__DATASET ENTRIES__
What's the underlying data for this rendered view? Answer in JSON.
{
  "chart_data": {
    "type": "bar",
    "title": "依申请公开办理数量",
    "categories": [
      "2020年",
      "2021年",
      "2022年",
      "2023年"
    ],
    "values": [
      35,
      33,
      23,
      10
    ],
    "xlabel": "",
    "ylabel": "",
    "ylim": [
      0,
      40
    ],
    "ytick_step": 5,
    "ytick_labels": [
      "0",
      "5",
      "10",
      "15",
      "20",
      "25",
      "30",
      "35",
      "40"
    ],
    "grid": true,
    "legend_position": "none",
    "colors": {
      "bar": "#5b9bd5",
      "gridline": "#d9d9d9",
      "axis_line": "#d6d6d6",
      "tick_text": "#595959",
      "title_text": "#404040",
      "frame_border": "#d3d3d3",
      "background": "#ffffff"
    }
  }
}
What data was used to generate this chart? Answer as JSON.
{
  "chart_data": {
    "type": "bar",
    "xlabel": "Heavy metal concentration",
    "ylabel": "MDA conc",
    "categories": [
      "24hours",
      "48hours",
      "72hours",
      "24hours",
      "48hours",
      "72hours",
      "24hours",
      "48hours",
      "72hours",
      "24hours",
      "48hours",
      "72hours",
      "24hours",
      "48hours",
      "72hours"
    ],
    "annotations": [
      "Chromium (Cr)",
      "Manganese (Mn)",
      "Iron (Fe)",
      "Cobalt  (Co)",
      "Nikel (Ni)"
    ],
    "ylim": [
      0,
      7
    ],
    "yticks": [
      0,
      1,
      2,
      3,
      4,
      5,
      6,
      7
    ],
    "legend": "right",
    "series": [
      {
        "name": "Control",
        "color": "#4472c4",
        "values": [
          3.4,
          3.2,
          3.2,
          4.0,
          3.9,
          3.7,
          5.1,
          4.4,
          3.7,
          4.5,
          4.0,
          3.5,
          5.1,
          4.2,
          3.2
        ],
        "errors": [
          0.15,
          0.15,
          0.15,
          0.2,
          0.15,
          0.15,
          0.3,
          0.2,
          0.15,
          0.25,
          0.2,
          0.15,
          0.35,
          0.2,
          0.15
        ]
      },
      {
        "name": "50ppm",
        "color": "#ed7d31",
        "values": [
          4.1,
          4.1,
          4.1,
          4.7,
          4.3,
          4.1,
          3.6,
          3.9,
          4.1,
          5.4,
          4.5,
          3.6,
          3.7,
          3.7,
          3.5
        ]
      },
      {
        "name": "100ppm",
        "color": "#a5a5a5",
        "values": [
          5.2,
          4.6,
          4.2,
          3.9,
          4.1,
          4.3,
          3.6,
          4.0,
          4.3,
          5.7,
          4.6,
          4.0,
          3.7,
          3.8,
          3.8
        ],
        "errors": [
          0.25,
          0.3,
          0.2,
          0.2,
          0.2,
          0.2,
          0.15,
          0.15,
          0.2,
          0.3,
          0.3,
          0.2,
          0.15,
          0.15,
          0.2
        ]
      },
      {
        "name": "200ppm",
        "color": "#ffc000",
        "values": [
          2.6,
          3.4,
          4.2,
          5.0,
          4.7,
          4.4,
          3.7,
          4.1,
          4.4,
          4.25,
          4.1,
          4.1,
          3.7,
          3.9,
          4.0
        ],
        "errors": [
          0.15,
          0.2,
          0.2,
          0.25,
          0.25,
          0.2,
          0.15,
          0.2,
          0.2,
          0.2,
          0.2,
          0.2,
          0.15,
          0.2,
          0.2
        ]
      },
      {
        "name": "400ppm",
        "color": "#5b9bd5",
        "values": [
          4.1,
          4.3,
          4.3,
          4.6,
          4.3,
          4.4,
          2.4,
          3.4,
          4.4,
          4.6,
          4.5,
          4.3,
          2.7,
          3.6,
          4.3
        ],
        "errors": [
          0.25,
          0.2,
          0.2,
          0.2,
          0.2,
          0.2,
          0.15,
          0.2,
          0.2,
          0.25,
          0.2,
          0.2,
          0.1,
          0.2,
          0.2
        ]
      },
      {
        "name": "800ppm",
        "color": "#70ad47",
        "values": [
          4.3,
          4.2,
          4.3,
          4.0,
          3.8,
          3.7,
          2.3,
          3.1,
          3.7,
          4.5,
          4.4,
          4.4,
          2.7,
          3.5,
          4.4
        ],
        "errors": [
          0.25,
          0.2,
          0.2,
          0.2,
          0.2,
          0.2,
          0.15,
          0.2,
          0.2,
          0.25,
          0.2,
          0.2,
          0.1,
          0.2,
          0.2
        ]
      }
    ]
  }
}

__JOB__
Repeat each record exactly. Omit nothing.

__PROBLEM SOLUTION__
What's the underlying data for this rendered view? Answer in JSON.
{
  "chart_data": {
    "type": "bar",
    "title": "依申请公开办理数量",
    "categories": [
      "2020年",
      "2021年",
      "2022年",
      "2023年"
    ],
    "values": [
      35,
      33,
      23,
      10
    ],
    "xlabel": "",
    "ylabel": "",
    "ylim": [
      0,
      40
    ],
    "ytick_step": 5,
    "ytick_labels": [
      "0",
      "5",
      "10",
      "15",
      "20",
      "25",
      "30",
      "35",
      "40"
    ],
    "grid": true,
    "legend_position": "none",
    "colors": {
      "bar": "#5b9bd5",
      "gridline": "#d9d9d9",
      "axis_line": "#d6d6d6",
      "tick_text": "#595959",
      "title_text": "#404040",
      "frame_border": "#d3d3d3",
      "background": "#ffffff"
    }
  }
}
What data was used to generate this chart? Answer as JSON.
{
  "chart_data": {
    "type": "bar",
    "xlabel": "Heavy metal concentration",
    "ylabel": "MDA conc",
    "categories": [
      "24hours",
      "48hours",
      "72hours",
      "24hours",
      "48hours",
      "72hours",
      "24hours",
      "48hours",
      "72hours",
      "24hours",
      "48hours",
      "72hours",
      "24hours",
      "48hours",
      "72hours"
    ],
    "annotations": [
      "Chromium (Cr)",
      "Manganese (Mn)",
      "Iron (Fe)",
      "Cobalt  (Co)",
      "Nikel (Ni)"
    ],
    "ylim": [
      0,
      7
    ],
    "yticks": [
      0,
      1,
      2,
      3,
      4,
      5,
      6,
      7
    ],
    "legend": "right",
    "series": [
      {
        "name": "Control",
        "color": "#4472c4",
        "values": [
          3.4,
          3.2,
          3.2,
          4.0,
          3.9,
          3.7,
          5.1,
          4.4,
          3.7,
          4.5,
          4.0,
          3.5,
          5.1,
          4.2,
          3.2
        ],
        "errors": [
          0.15,
          0.15,
          0.15,
          0.2,
          0.15,
          0.15,
          0.3,
          0.2,
          0.15,
          0.25,
          0.2,
          0.15,
          0.35,
          0.2,
          0.15
        ]
      },
      {
        "name": "50ppm",
        "color": "#ed7d31",
        "values": [
          4.1,
          4.1,
          4.1,
          4.7,
          4.3,
          4.1,
          3.6,
          3.9,
          4.1,
          5.4,
          4.5,
          3.6,
          3.7,
          3.7,
          3.5
        ]
      },
      {
        "name": "100ppm",
        "color": "#a5a5a5",
        "values": [
          5.2,
          4.6,
          4.2,
          3.9,
          4.1,
          4.3,
          3.6,
          4.0,
          4.3,
          5.7,
          4.6,
          4.0,
          3.7,
          3.8,
          3.8
        ],
        "errors": [
          0.25,
          0.3,
          0.2,
          0.2,
          0.2,
          0.2,
          0.15,
          0.15,
          0.2,
          0.3,
          0.3,
          0.2,
          0.15,
          0.15,
          0.2
        ]
      },
      {
        "name": "200ppm",
        "color": "#ffc000",
        "values": [
          2.6,
          3.4,
          4.2,
          5.0,
          4.7,
          4.4,
          3.7,
          4.1,
          4.4,
          4.25,
          4.1,
          4.1,
          3.7,
          3.9,
          4.0
        ],
        "errors": [
          0.15,
          0.2,
          0.2,
          0.25,
          0.25,
          0.2,
          0.15,
          0.2,
          0.2,
          0.2,
          0.2,
          0.2,
          0.15,
          0.2,
          0.2
        ]
      },
      {
        "name": "400ppm",
        "color": "#5b9bd5",
        "values": [
          4.1,
          4.3,
          4.3,
          4.6,
          4.3,
          4.4,
          2.4,
          3.4,
          4.4,
          4.6,
          4.5,
          4.3,
          2.7,
          3.6,
          4.3
        ],
        "errors": [
          0.25,
          0.2,
          0.2,
          0.2,
          0.2,
          0.2,
          0.15,
          0.2,
          0.2,
          0.25,
          0.2,
          0.2,
          0.1,
          0.2,
          0.2
        ]
      },
      {
        "name": "800ppm",
        "color": "#70ad47",
        "values": [
          4.3,
          4.2,
          4.3,
          4.0,
          3.8,
          3.7,
          2.3,
          3.1,
          3.7,
          4.5,
          4.4,
          4.4,
          2.7,
          3.5,
          4.4
        ],
        "errors": [
          0.25,
          0.2,
          0.2,
          0.2,
          0.2,
          0.2,
          0.15,
          0.2,
          0.2,
          0.25,
          0.2,
          0.2,
          0.1,
          0.2,
          0.2
        ]
      }
    ]
  }
}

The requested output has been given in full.